EXERCISE DETAILS: Rewrite the lines below, replacing "Teksturdll" with "Textures" everywhere and changing nothing else.

PROVIDED DATA:
»»

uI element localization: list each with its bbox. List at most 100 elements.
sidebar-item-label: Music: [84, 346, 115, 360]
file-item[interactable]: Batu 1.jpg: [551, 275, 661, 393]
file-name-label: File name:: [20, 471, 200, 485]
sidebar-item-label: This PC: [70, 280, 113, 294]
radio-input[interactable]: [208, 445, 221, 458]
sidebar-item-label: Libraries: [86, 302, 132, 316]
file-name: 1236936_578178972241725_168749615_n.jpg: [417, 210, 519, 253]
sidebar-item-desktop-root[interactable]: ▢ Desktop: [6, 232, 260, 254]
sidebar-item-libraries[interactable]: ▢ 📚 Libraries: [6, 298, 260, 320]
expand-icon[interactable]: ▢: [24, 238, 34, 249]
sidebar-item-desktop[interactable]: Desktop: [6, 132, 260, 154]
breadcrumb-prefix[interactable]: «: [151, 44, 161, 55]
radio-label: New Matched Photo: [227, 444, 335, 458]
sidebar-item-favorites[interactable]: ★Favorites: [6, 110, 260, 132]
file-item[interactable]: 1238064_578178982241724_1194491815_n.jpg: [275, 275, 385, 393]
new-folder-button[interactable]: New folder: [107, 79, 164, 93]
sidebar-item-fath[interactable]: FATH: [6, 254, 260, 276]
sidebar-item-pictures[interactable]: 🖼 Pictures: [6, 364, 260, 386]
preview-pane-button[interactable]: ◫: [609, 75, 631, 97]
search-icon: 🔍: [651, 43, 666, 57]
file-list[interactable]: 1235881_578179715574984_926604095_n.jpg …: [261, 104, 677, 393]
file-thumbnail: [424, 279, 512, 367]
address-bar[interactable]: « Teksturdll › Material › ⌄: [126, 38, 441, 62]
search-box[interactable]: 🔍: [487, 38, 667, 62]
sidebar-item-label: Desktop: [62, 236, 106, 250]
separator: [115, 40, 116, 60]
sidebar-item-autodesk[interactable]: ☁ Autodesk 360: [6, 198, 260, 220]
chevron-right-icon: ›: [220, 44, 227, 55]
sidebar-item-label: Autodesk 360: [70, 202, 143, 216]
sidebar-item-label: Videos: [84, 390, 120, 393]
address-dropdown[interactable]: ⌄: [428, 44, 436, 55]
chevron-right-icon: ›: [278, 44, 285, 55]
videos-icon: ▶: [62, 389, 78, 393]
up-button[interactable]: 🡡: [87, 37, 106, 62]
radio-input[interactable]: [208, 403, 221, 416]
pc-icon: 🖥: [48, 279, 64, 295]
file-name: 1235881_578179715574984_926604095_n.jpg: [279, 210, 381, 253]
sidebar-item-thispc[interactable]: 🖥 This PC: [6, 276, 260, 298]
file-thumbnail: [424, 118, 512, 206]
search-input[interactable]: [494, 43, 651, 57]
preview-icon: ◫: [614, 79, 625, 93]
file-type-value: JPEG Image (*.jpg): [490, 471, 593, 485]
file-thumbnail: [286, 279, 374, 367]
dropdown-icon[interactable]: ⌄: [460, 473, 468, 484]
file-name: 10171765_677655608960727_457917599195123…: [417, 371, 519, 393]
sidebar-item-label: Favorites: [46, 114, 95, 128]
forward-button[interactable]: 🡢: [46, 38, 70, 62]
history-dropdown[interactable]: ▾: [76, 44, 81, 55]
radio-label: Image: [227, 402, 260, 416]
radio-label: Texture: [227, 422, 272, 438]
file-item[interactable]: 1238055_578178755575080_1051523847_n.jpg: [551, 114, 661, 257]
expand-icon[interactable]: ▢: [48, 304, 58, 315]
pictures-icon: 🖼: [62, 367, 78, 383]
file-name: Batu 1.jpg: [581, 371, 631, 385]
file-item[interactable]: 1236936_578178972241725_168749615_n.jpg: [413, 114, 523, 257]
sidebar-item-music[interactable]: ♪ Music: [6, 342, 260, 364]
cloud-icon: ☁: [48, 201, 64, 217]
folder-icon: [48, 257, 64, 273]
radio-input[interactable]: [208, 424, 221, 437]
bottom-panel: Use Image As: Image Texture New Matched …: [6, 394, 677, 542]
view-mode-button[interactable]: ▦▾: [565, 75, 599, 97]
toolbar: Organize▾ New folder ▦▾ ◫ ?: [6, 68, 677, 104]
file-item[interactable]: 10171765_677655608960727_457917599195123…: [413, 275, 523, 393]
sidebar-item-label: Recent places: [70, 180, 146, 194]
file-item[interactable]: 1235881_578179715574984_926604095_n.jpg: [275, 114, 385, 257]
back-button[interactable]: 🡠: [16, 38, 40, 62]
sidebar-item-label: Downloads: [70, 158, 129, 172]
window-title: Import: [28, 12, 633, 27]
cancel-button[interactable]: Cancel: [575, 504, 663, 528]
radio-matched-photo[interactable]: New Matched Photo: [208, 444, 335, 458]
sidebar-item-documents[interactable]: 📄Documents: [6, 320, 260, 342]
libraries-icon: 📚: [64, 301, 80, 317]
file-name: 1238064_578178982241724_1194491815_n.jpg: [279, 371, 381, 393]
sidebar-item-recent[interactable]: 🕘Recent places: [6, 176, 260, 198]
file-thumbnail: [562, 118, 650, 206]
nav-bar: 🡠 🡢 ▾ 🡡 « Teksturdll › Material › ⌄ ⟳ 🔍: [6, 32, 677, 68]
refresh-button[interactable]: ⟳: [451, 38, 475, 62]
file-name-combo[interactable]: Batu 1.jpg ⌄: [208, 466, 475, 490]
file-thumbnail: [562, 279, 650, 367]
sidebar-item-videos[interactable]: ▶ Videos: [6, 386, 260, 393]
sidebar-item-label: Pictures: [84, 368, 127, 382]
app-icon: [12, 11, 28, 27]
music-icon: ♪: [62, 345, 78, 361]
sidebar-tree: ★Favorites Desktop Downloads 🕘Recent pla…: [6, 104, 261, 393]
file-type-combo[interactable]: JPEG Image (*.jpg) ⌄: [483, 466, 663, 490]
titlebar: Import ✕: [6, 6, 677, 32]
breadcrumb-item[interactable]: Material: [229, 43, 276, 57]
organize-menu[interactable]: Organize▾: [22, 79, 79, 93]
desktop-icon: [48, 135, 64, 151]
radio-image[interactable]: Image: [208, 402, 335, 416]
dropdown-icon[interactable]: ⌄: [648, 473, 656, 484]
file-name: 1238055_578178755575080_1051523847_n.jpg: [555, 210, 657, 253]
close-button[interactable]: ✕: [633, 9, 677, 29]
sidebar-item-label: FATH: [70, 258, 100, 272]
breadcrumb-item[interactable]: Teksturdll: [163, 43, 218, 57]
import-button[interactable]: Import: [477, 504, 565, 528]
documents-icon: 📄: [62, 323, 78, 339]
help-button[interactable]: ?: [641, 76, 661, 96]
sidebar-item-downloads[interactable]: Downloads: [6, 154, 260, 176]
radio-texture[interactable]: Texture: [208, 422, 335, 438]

««

OUTPUT OF THE TASK:
uI element localization: list each with its bbox. List at most 100 elements.
sidebar-item-label: Music: [84, 346, 115, 360]
file-item[interactable]: Batu 1.jpg: [551, 275, 661, 393]
file-name-label: File name:: [20, 471, 200, 485]
sidebar-item-label: This PC: [70, 280, 113, 294]
radio-input[interactable]: [208, 445, 221, 458]
sidebar-item-label: Libraries: [86, 302, 132, 316]
file-name: 1236936_578178972241725_168749615_n.jpg: [417, 210, 519, 253]
sidebar-item-desktop-root[interactable]: ▢ Desktop: [6, 232, 260, 254]
sidebar-item-libraries[interactable]: ▢ 📚 Libraries: [6, 298, 260, 320]
expand-icon[interactable]: ▢: [24, 238, 34, 249]
sidebar-item-desktop[interactable]: Desktop: [6, 132, 260, 154]
breadcrumb-prefix[interactable]: «: [151, 44, 161, 55]
radio-label: New Matched Photo: [227, 444, 335, 458]
sidebar-item-favorites[interactable]: ★Favorites: [6, 110, 260, 132]
file-item[interactable]: 1238064_578178982241724_1194491815_n.jpg: [275, 275, 385, 393]
new-folder-button[interactable]: New folder: [107, 79, 164, 93]
sidebar-item-fath[interactable]: FATH: [6, 254, 260, 276]
sidebar-item-pictures[interactable]: 🖼 Pictures: [6, 364, 260, 386]
preview-pane-button[interactable]: ◫: [609, 75, 631, 97]
search-icon: 🔍: [651, 43, 666, 57]
file-list[interactable]: 1235881_578179715574984_926604095_n.jpg …: [261, 104, 677, 393]
file-thumbnail: [424, 279, 512, 367]
address-bar[interactable]: « Textures › Material › ⌄: [126, 38, 441, 62]
search-box[interactable]: 🔍: [487, 38, 667, 62]
sidebar-item-label: Desktop: [62, 236, 106, 250]
separator: [115, 40, 116, 60]
sidebar-item-autodesk[interactable]: ☁ Autodesk 360: [6, 198, 260, 220]
chevron-right-icon: ›: [220, 44, 227, 55]
sidebar-item-label: Autodesk 360: [70, 202, 143, 216]
sidebar-item-label: Videos: [84, 390, 120, 393]
address-dropdown[interactable]: ⌄: [428, 44, 436, 55]
chevron-right-icon: ›: [278, 44, 285, 55]
videos-icon: ▶: [62, 389, 78, 393]
up-button[interactable]: 🡡: [87, 37, 106, 62]
radio-input[interactable]: [208, 403, 221, 416]
pc-icon: 🖥: [48, 279, 64, 295]
file-name: 1235881_578179715574984_926604095_n.jpg: [279, 210, 381, 253]
sidebar-item-thispc[interactable]: 🖥 This PC: [6, 276, 260, 298]
file-thumbnail: [424, 118, 512, 206]
search-input[interactable]: [494, 43, 651, 57]
preview-icon: ◫: [614, 79, 625, 93]
file-type-value: JPEG Image (*.jpg): [490, 471, 593, 485]
file-thumbnail: [286, 279, 374, 367]
dropdown-icon[interactable]: ⌄: [460, 473, 468, 484]
file-name: 10171765_677655608960727_457917599195123…: [417, 371, 519, 393]
sidebar-item-label: Favorites: [46, 114, 95, 128]
forward-button[interactable]: 🡢: [46, 38, 70, 62]
history-dropdown[interactable]: ▾: [76, 44, 81, 55]
radio-label: Image: [227, 402, 260, 416]
radio-label: Texture: [227, 422, 272, 438]
file-item[interactable]: 1238055_578178755575080_1051523847_n.jpg: [551, 114, 661, 257]
expand-icon[interactable]: ▢: [48, 304, 58, 315]
pictures-icon: 🖼: [62, 367, 78, 383]
file-name: Batu 1.jpg: [581, 371, 631, 385]
file-item[interactable]: 1236936_578178972241725_168749615_n.jpg: [413, 114, 523, 257]
sidebar-item-music[interactable]: ♪ Music: [6, 342, 260, 364]
cloud-icon: ☁: [48, 201, 64, 217]
folder-icon: [48, 257, 64, 273]
radio-input[interactable]: [208, 424, 221, 437]
bottom-panel: Use Image As: Image Texture New Matched …: [6, 394, 677, 542]
view-mode-button[interactable]: ▦▾: [565, 75, 599, 97]
toolbar: Organize▾ New folder ▦▾ ◫ ?: [6, 68, 677, 104]
file-item[interactable]: 10171765_677655608960727_457917599195123…: [413, 275, 523, 393]
sidebar-item-label: Recent places: [70, 180, 146, 194]
file-item[interactable]: 1235881_578179715574984_926604095_n.jpg: [275, 114, 385, 257]
back-button[interactable]: 🡠: [16, 38, 40, 62]
sidebar-item-label: Downloads: [70, 158, 129, 172]
window-title: Import: [28, 12, 633, 27]
cancel-button[interactable]: Cancel: [575, 504, 663, 528]
radio-matched-photo[interactable]: New Matched Photo: [208, 444, 335, 458]
sidebar-item-documents[interactable]: 📄Documents: [6, 320, 260, 342]
libraries-icon: 📚: [64, 301, 80, 317]
file-name: 1238064_578178982241724_1194491815_n.jpg: [279, 371, 381, 393]
sidebar-item-recent[interactable]: 🕘Recent places: [6, 176, 260, 198]
file-thumbnail: [562, 118, 650, 206]
nav-bar: 🡠 🡢 ▾ 🡡 « Textures › Material › ⌄ ⟳ 🔍: [6, 32, 677, 68]
refresh-button[interactable]: ⟳: [451, 38, 475, 62]
file-name-combo[interactable]: Batu 1.jpg ⌄: [208, 466, 475, 490]
file-thumbnail: [562, 279, 650, 367]
sidebar-item-videos[interactable]: ▶ Videos: [6, 386, 260, 393]
sidebar-item-label: Pictures: [84, 368, 127, 382]
app-icon: [12, 11, 28, 27]
music-icon: ♪: [62, 345, 78, 361]
sidebar-tree: ★Favorites Desktop Downloads 🕘Recent pla…: [6, 104, 261, 393]
file-type-combo[interactable]: JPEG Image (*.jpg) ⌄: [483, 466, 663, 490]
titlebar: Import ✕: [6, 6, 677, 32]
breadcrumb-item[interactable]: Material: [229, 43, 276, 57]
organize-menu[interactable]: Organize▾: [22, 79, 79, 93]
desktop-icon: [48, 135, 64, 151]
radio-image[interactable]: Image: [208, 402, 335, 416]
dropdown-icon[interactable]: ⌄: [648, 473, 656, 484]
file-name: 1238055_578178755575080_1051523847_n.jpg: [555, 210, 657, 253]
close-button[interactable]: ✕: [633, 9, 677, 29]
sidebar-item-label: FATH: [70, 258, 100, 272]
breadcrumb-item[interactable]: Textures: [163, 43, 218, 57]
import-button[interactable]: Import: [477, 504, 565, 528]
documents-icon: 📄: [62, 323, 78, 339]
help-button[interactable]: ?: [641, 76, 661, 96]
sidebar-item-downloads[interactable]: Downloads: [6, 154, 260, 176]
radio-texture[interactable]: Texture: [208, 422, 335, 438]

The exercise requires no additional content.